* _GIVEN EXERCISE_
Figure out how many lines of the material below contain the word "Mask". Answer with the number only.

┌────────

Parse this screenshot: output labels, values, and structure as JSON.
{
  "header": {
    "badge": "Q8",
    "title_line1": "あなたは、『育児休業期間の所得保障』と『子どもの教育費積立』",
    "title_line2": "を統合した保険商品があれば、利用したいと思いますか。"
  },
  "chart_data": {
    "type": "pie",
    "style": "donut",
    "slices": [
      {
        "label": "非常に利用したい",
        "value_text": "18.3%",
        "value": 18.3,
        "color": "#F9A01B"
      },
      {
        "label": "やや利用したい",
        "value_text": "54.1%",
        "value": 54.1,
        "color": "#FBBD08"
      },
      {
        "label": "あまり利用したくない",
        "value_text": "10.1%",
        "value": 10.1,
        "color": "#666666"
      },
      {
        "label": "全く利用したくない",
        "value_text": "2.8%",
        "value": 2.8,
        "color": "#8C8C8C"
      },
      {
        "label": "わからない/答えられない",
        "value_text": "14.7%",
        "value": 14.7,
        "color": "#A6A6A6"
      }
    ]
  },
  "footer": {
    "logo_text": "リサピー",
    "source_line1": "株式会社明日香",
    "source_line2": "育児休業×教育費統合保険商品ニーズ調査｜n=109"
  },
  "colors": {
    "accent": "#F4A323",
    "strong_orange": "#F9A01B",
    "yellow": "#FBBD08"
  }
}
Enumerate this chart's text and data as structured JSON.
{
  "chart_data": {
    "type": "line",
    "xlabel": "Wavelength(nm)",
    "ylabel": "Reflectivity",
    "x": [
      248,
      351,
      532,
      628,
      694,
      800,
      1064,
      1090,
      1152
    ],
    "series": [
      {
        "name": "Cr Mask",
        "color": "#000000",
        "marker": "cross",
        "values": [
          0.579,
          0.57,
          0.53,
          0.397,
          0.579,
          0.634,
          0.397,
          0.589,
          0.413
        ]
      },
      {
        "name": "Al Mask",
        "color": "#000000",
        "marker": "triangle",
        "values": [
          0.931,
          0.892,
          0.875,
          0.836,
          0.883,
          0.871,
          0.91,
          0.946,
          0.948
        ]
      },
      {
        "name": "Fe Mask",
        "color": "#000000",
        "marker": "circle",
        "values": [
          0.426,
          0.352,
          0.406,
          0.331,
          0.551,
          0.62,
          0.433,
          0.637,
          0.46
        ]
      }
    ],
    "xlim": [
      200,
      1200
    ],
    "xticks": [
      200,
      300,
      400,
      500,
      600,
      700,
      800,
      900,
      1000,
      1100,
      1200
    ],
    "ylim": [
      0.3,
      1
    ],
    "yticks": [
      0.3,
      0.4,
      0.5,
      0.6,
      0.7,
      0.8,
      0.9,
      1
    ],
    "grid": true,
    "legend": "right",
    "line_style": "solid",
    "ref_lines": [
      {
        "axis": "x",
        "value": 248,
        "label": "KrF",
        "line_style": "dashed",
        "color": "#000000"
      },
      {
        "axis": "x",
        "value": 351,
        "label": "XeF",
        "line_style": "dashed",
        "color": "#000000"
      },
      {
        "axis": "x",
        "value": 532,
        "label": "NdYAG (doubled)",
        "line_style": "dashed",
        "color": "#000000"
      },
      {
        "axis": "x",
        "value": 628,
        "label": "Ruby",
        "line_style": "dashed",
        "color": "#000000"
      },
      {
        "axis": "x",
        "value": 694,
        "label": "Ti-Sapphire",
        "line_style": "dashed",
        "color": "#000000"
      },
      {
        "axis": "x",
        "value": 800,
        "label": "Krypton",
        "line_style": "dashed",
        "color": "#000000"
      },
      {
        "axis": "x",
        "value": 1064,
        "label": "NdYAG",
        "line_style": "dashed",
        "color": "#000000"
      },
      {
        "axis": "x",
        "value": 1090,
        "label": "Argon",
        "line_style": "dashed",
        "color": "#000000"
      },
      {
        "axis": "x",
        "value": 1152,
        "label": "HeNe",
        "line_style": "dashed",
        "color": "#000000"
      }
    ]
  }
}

└────────

* _FINISHED EXERCISE_
3